** BEGIN Data to use **

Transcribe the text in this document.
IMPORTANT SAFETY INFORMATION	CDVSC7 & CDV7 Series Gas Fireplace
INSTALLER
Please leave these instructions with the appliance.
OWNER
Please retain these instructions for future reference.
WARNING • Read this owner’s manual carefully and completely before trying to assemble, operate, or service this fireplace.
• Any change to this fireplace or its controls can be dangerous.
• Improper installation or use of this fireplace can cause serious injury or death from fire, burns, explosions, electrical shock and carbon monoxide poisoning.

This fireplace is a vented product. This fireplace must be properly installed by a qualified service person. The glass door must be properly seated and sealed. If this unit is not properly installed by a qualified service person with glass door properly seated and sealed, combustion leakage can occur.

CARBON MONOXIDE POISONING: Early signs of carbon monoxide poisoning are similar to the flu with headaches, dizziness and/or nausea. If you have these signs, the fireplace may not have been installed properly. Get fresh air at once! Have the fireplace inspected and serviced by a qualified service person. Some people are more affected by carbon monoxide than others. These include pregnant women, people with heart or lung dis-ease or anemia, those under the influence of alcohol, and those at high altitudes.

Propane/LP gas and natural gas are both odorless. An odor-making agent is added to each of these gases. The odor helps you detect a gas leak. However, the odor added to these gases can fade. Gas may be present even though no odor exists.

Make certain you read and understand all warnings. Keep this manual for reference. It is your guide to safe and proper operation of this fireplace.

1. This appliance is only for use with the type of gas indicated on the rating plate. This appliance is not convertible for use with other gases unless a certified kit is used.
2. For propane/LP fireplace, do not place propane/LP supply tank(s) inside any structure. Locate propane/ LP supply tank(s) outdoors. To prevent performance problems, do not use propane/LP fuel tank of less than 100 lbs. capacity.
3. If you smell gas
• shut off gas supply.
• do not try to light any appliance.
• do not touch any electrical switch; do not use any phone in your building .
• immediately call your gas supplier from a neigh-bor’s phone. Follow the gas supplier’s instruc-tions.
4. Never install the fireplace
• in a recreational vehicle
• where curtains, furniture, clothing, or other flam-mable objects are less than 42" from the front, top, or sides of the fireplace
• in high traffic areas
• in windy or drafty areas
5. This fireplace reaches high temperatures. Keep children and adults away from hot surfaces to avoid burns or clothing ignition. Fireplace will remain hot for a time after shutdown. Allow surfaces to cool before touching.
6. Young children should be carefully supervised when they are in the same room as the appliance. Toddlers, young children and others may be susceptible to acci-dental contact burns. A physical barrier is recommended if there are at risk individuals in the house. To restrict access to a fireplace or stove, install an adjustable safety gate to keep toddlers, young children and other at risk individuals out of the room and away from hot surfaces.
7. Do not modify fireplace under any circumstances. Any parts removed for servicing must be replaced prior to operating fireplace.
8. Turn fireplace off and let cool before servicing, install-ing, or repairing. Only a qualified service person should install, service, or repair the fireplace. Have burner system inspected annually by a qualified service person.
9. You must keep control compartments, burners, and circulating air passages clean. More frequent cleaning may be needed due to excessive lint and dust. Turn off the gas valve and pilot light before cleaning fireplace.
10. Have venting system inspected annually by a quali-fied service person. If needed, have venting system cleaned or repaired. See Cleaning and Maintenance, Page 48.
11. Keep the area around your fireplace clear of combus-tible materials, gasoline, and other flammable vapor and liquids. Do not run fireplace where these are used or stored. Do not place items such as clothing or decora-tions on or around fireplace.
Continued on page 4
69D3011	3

** END Data to use **

▸ To do
Every line above should be written out again exactly as it stands.

▸ Finished task
Transcribe the text in this document.
IMPORTANT SAFETY INFORMATION	CDVSC7 & CDV7 Series Gas Fireplace
INSTALLER
Please leave these instructions with the appliance.
OWNER
Please retain these instructions for future reference.
WARNING • Read this owner’s manual carefully and completely before trying to assemble, operate, or service this fireplace.
• Any change to this fireplace or its controls can be dangerous.
• Improper installation or use of this fireplace can cause serious injury or death from fire, burns, explosions, electrical shock and carbon monoxide poisoning.

This fireplace is a vented product. This fireplace must be properly installed by a qualified service person. The glass door must be properly seated and sealed. If this unit is not properly installed by a qualified service person with glass door properly seated and sealed, combustion leakage can occur.

CARBON MONOXIDE POISONING: Early signs of carbon monoxide poisoning are similar to the flu with headaches, dizziness and/or nausea. If you have these signs, the fireplace may not have been installed properly. Get fresh air at once! Have the fireplace inspected and serviced by a qualified service person. Some people are more affected by carbon monoxide than others. These include pregnant women, people with heart or lung dis-ease or anemia, those under the influence of alcohol, and those at high altitudes.

Propane/LP gas and natural gas are both odorless. An odor-making agent is added to each of these gases. The odor helps you detect a gas leak. However, the odor added to these gases can fade. Gas may be present even though no odor exists.

Make certain you read and understand all warnings. Keep this manual for reference. It is your guide to safe and proper operation of this fireplace.

1. This appliance is only for use with the type of gas indicated on the rating plate. This appliance is not convertible for use with other gases unless a certified kit is used.
2. For propane/LP fireplace, do not place propane/LP supply tank(s) inside any structure. Locate propane/ LP supply tank(s) outdoors. To prevent performance problems, do not use propane/LP fuel tank of less than 100 lbs. capacity.
3. If you smell gas
• shut off gas supply.
• do not try to light any appliance.
• do not touch any electrical switch; do not use any phone in your building .
• immediately call your gas supplier from a neigh-bor’s phone. Follow the gas supplier’s instruc-tions.
4. Never install the fireplace
• in a recreational vehicle
• where curtains, furniture, clothing, or other flam-mable objects are less than 42" from the front, top, or sides of the fireplace
• in high traffic areas
• in windy or drafty areas
5. This fireplace reaches high temperatures. Keep children and adults away from hot surfaces to avoid burns or clothing ignition. Fireplace will remain hot for a time after shutdown. Allow surfaces to cool before touching.
6. Young children should be carefully supervised when they are in the same room as the appliance. Toddlers, young children and others may be susceptible to acci-dental contact burns. A physical barrier is recommended if there are at risk individuals in the house. To restrict access to a fireplace or stove, install an adjustable safety gate to keep toddlers, young children and other at risk individuals out of the room and away from hot surfaces.
7. Do not modify fireplace under any circumstances. Any parts removed for servicing must be replaced prior to operating fireplace.
8. Turn fireplace off and let cool before servicing, install-ing, or repairing. Only a qualified service person should install, service, or repair the fireplace. Have burner system inspected annually by a qualified service person.
9. You must keep control compartments, burners, and circulating air passages clean. More frequent cleaning may be needed due to excessive lint and dust. Turn off the gas valve and pilot light before cleaning fireplace.
10. Have venting system inspected annually by a quali-fied service person. If needed, have venting system cleaned or repaired. See Cleaning and Maintenance, Page 48.
11. Keep the area around your fireplace clear of combus-tible materials, gasoline, and other flammable vapor and liquids. Do not run fireplace where these are used or stored. Do not place items such as clothing or decora-tions on or around fireplace.
Continued on page 4
69D3011	3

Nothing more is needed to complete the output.